### Work to be completed
Copy out all lines of the records in which the word "very" appears.

### Records to use
________

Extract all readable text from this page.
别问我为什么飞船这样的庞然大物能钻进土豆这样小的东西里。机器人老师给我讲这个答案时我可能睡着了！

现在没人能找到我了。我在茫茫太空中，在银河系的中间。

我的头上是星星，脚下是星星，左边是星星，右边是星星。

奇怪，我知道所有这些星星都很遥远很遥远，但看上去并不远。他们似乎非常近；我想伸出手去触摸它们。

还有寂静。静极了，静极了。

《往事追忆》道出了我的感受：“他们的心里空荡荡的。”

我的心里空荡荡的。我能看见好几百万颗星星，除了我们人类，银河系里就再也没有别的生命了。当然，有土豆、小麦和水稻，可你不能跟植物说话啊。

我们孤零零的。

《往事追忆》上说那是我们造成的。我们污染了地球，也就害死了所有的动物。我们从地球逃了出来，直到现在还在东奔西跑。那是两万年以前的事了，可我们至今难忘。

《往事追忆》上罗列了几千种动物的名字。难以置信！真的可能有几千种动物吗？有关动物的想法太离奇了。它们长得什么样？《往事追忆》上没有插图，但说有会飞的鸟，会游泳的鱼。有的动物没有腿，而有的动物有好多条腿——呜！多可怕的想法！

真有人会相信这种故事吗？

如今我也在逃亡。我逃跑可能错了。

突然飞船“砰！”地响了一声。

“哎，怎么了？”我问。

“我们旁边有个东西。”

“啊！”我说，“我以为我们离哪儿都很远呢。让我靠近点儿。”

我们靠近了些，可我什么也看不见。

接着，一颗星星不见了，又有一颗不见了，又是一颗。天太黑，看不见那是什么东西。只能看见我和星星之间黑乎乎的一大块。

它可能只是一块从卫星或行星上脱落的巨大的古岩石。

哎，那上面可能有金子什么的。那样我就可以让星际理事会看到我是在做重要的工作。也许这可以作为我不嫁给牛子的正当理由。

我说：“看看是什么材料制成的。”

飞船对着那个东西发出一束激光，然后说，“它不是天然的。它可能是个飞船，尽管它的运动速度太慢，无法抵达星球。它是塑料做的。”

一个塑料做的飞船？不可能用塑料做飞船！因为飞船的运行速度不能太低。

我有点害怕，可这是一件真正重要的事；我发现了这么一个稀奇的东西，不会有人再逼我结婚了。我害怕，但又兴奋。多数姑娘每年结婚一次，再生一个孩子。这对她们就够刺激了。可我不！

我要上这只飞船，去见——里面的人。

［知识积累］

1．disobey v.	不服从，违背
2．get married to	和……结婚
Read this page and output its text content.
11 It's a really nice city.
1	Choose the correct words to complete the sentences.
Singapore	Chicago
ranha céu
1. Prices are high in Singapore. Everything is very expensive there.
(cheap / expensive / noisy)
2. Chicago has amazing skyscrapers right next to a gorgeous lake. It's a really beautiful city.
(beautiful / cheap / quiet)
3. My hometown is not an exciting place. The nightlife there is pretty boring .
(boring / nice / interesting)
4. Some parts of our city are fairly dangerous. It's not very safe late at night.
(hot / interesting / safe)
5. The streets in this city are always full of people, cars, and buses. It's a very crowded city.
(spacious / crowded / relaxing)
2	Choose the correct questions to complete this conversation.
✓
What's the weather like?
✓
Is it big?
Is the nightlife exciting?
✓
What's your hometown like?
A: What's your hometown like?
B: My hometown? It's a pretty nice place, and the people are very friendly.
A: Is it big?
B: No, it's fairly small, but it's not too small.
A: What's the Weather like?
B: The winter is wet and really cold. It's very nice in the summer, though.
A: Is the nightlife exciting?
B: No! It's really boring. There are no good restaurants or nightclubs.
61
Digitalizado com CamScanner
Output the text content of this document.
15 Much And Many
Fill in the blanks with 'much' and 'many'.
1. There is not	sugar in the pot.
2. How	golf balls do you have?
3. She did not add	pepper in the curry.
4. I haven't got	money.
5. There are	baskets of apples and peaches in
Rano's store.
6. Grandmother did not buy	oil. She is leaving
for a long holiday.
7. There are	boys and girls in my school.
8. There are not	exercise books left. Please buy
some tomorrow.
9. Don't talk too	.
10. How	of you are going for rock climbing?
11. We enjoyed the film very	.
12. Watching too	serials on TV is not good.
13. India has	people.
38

________

### Solution for this task
1. Prices are high in Singapore. Everything is very expensive there.
4. Some parts of our city are fairly dangerous. It's not very safe late at night.
5. The streets in this city are always full of people, cars, and buses. It's a very crowded city.
B: My hometown? It's a pretty nice place, and the people are very friendly.
B: The winter is wet and really cold. It's very nice in the summer, though.
11. We enjoyed the film very	.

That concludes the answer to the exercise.